[TASK DIRECTIONS]
Some lines in the records below may hold the word "Charles"; give the number of those lines and nothing else.

[WORKING DATA]
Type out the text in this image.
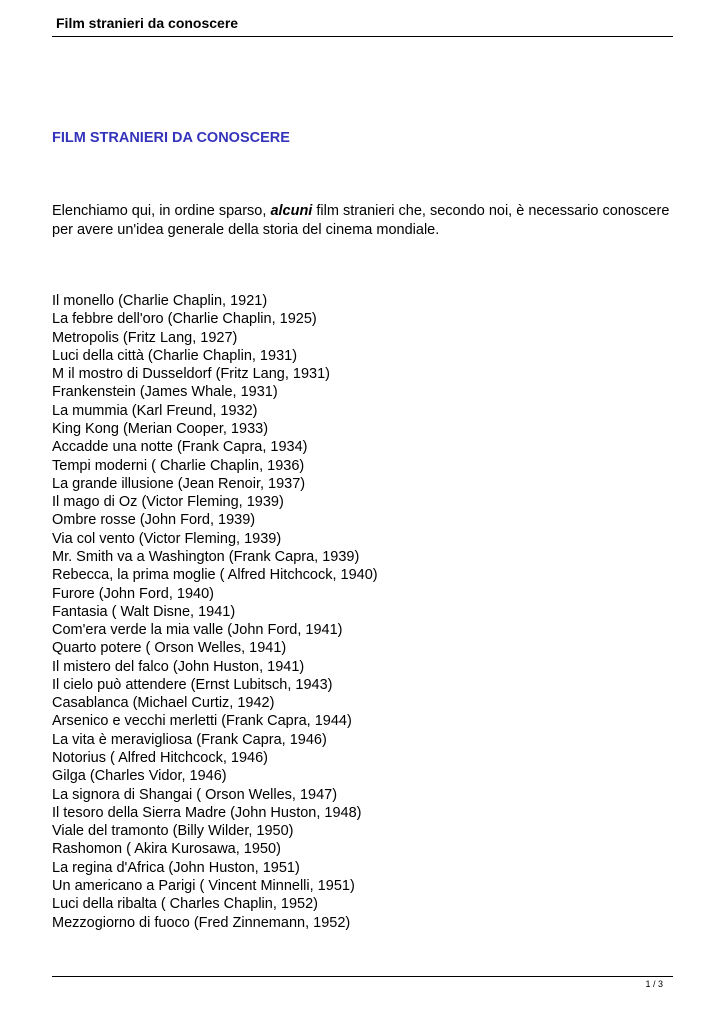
Film stranieri da conoscere
FILM STRANIERI DA CONOSCERE

Elenchiamo qui, in ordine sparso, alcuni film stranieri che, secondo noi, è necessario conoscere per avere un'idea generale della storia del cinema mondiale.

Il monello (Charlie Chaplin, 1921)
La febbre dell'oro (Charlie Chaplin, 1925)
Metropolis (Fritz Lang, 1927)
Luci della città (Charlie Chaplin, 1931)
M il mostro di Dusseldorf (Fritz Lang, 1931)
Frankenstein (James Whale, 1931)
La mummia (Karl Freund, 1932)
King Kong (Merian Cooper, 1933)
Accadde una notte (Frank Capra, 1934)
Tempi moderni ( Charlie Chaplin, 1936)
La grande illusione (Jean Renoir, 1937)
Il mago di Oz (Victor Fleming, 1939)
Ombre rosse (John Ford, 1939)
Via col vento (Victor Fleming, 1939)
Mr. Smith va a Washington (Frank Capra, 1939)
Rebecca, la prima moglie ( Alfred Hitchcock, 1940)
Furore (John Ford, 1940)
Fantasia ( Walt Disne, 1941)
Com'era verde la mia valle (John Ford, 1941)
Quarto potere ( Orson Welles, 1941)
Il mistero del falco (John Huston, 1941)
Il cielo può attendere (Ernst Lubitsch, 1943)
Casablanca (Michael Curtiz, 1942)
Arsenico e vecchi merletti (Frank Capra, 1944)
La vita è meravigliosa (Frank Capra, 1946)
Notorius ( Alfred Hitchcock, 1946)
Gilga (Charles Vidor, 1946)
La signora di Shangai ( Orson Welles, 1947)
Il tesoro della Sierra Madre (John Huston, 1948)
Viale del tramonto (Billy Wilder, 1950)
Rashomon ( Akira Kurosawa, 1950)
La regina d'Africa (John Huston, 1951)
Un americano a Parigi ( Vincent Minnelli, 1951)
Luci della ribalta ( Charles Chaplin, 1952)
Mezzogiorno di fuoco (Fred Zinnemann, 1952)
1 / 3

[SOLVED PROBLEM]
2